SHORT EXERCISE:
Look through the data below and report how many lines include "ylabel". Only the number should be given.
____
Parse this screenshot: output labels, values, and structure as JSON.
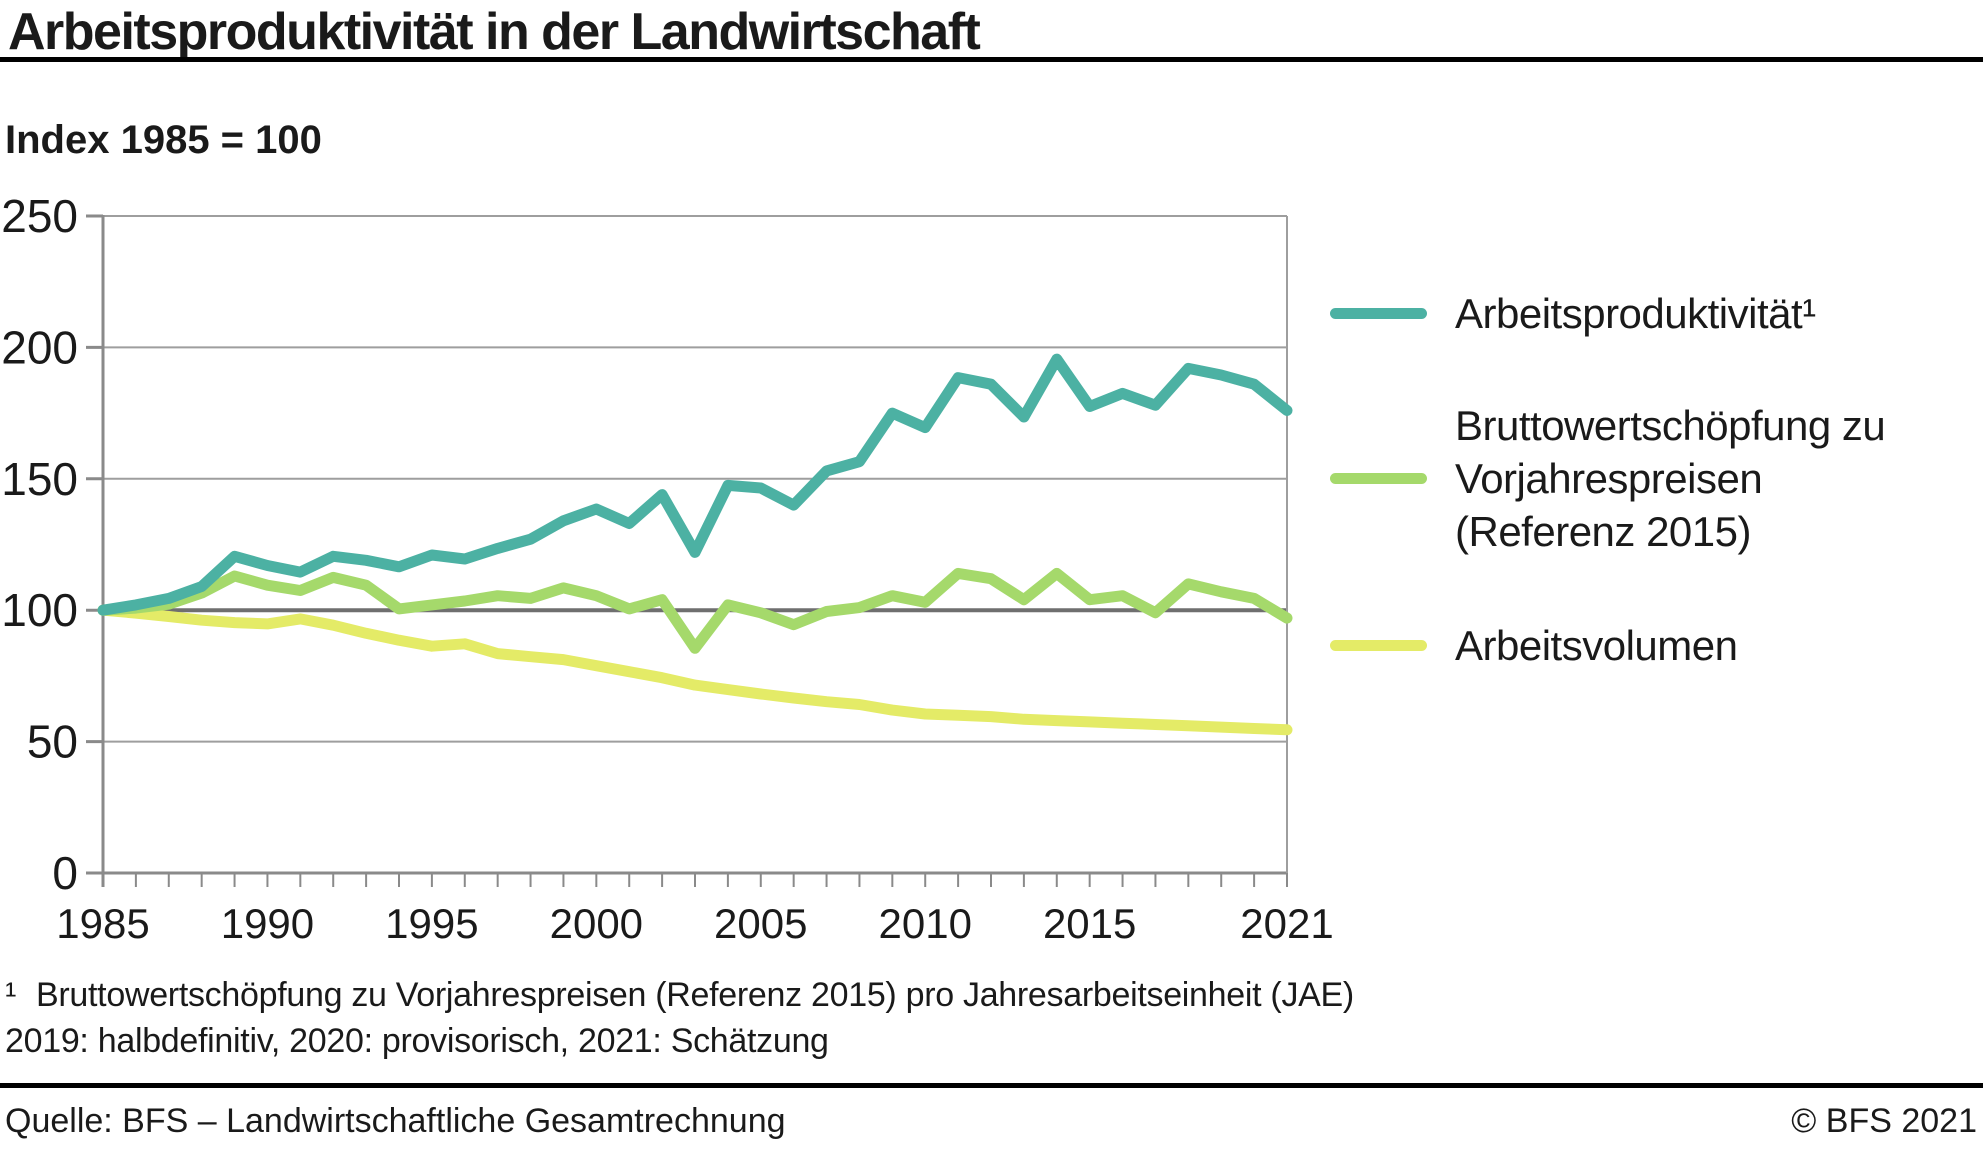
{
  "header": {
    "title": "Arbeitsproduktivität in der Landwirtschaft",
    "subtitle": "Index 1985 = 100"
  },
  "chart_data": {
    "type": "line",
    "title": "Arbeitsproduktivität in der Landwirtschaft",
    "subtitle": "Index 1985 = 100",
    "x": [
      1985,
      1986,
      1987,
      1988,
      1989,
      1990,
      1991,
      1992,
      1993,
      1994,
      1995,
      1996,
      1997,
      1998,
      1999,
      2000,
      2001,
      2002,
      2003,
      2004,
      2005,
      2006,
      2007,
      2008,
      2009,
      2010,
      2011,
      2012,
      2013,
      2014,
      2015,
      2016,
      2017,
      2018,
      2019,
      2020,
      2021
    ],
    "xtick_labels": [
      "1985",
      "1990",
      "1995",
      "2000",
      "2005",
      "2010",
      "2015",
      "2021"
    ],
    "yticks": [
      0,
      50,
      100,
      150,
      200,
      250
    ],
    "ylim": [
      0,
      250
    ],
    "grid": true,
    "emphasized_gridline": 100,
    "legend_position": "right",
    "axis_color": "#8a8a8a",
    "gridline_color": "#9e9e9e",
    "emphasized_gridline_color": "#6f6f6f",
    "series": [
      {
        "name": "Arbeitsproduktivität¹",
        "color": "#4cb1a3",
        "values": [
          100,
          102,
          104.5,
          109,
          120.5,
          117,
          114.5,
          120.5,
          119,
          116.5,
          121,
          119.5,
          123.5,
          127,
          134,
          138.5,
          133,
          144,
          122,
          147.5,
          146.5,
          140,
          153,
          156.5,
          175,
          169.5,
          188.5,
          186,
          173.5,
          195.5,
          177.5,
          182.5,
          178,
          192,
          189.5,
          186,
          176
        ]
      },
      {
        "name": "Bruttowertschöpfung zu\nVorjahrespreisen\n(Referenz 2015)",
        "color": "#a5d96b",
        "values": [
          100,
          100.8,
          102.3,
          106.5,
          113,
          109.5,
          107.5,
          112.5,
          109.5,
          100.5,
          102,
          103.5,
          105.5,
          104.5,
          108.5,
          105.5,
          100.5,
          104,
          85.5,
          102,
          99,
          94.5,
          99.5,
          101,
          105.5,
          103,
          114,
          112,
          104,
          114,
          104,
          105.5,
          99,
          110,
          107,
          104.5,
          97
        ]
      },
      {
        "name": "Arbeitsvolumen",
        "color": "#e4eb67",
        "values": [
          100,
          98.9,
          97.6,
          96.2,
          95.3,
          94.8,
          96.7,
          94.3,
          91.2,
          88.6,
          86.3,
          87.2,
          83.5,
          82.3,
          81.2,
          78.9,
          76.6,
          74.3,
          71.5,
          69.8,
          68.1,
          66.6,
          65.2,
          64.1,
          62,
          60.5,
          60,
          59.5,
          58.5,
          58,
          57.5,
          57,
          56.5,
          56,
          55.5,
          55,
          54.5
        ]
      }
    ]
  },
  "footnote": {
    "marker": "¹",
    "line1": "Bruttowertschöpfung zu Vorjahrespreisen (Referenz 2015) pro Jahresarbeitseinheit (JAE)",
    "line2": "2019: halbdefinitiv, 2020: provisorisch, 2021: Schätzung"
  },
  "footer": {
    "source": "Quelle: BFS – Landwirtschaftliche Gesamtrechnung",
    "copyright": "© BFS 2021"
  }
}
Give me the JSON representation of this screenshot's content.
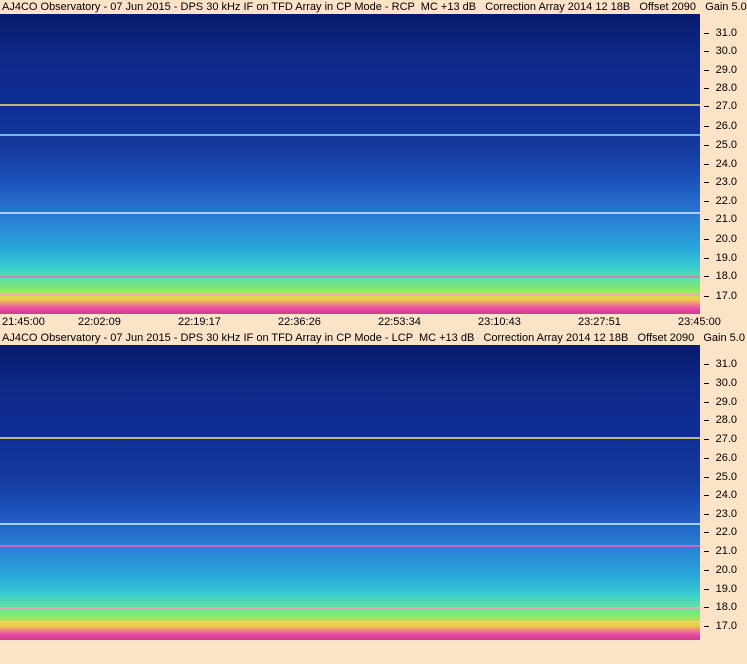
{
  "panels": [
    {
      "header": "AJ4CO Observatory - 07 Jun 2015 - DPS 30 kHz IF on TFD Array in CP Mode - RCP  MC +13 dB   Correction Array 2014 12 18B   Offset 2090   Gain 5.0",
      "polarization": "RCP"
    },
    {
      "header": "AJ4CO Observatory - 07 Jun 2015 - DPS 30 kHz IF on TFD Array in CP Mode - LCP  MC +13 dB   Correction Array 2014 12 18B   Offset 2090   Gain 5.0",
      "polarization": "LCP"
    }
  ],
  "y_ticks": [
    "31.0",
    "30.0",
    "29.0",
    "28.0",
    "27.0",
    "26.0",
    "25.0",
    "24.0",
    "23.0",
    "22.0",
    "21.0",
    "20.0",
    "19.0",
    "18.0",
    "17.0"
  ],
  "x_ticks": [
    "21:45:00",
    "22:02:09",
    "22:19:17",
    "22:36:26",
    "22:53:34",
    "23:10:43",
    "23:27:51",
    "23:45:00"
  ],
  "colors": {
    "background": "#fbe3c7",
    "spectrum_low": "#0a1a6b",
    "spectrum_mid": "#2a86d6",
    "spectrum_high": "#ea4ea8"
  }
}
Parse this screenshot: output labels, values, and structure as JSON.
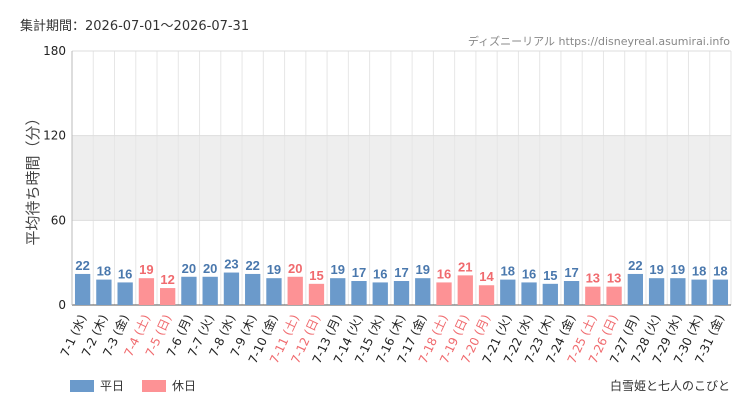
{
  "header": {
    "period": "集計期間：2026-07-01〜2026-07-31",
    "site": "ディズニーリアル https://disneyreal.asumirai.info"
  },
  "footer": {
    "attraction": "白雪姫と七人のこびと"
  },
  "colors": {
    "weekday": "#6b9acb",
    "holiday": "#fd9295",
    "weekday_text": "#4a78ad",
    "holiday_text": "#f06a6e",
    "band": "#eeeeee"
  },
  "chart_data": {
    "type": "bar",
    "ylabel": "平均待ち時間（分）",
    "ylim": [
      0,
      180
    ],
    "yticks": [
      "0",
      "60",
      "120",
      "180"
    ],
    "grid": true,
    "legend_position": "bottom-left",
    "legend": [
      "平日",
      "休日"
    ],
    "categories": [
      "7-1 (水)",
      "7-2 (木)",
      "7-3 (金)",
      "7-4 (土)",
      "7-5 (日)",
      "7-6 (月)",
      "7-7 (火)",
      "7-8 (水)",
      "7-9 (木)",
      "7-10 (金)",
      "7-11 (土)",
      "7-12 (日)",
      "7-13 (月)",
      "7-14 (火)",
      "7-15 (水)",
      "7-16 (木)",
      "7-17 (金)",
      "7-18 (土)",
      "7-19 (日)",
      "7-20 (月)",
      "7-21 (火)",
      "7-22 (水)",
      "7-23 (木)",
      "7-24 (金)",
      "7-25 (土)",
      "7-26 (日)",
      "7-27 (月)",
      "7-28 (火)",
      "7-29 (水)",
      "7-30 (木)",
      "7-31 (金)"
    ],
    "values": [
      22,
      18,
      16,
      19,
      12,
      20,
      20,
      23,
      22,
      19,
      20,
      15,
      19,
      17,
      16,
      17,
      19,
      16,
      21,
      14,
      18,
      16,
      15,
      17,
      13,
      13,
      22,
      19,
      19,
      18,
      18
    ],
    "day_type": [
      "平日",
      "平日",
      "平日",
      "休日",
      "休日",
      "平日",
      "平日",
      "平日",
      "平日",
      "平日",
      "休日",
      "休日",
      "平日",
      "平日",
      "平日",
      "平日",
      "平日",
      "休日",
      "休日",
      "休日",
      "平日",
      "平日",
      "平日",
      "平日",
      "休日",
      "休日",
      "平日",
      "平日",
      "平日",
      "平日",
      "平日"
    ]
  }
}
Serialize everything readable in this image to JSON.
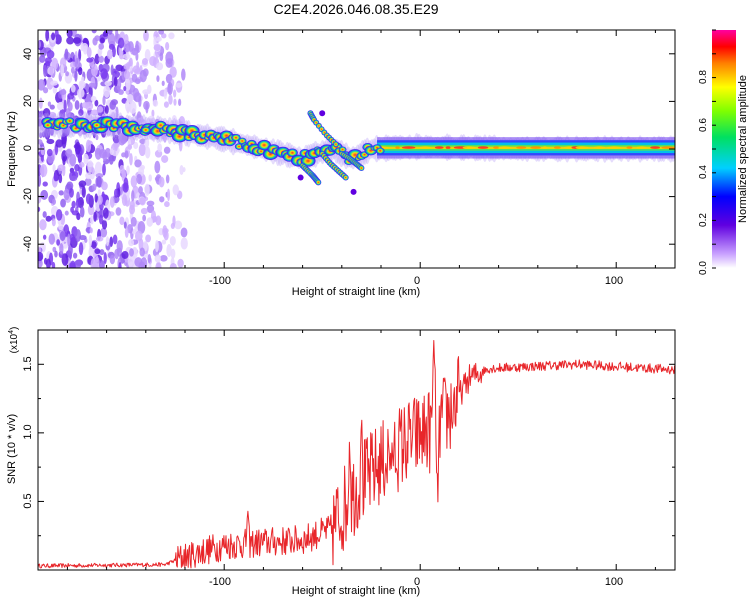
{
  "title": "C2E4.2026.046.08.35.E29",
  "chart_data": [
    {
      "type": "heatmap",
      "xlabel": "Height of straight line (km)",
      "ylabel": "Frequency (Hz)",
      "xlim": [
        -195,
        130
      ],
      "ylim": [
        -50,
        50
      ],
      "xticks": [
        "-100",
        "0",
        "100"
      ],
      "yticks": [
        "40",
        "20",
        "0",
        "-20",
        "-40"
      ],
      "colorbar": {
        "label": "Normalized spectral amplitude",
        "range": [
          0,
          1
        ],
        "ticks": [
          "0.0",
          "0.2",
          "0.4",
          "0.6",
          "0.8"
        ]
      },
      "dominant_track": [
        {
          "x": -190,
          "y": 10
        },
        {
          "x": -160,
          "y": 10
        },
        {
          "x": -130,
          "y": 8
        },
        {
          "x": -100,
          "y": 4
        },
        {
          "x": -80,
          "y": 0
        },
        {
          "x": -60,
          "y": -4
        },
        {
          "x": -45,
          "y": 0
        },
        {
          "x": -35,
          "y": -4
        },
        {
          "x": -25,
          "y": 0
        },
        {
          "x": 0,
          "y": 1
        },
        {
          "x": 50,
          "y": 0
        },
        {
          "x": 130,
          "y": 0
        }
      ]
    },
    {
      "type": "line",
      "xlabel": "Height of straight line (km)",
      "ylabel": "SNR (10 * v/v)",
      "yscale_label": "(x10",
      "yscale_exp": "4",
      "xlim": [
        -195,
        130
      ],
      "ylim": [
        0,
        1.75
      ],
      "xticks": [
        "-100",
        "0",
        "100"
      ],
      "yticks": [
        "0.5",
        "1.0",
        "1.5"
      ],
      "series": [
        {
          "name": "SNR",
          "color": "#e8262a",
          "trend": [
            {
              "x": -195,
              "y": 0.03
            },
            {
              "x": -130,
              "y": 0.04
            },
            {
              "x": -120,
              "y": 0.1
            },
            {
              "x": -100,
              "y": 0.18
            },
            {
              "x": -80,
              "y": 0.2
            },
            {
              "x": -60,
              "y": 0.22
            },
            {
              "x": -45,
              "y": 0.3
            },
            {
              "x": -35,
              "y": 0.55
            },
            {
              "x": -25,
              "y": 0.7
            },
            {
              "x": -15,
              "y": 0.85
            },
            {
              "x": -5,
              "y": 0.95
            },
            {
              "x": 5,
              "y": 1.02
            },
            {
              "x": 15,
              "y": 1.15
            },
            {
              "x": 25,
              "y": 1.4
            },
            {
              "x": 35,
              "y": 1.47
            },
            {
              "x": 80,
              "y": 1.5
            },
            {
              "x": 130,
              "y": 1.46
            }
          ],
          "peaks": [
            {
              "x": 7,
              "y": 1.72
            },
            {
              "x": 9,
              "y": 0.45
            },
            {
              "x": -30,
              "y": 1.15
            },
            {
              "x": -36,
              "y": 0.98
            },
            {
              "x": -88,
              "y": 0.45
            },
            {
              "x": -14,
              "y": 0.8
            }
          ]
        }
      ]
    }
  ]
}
____
RESULT OF THIS EXERCISE:
3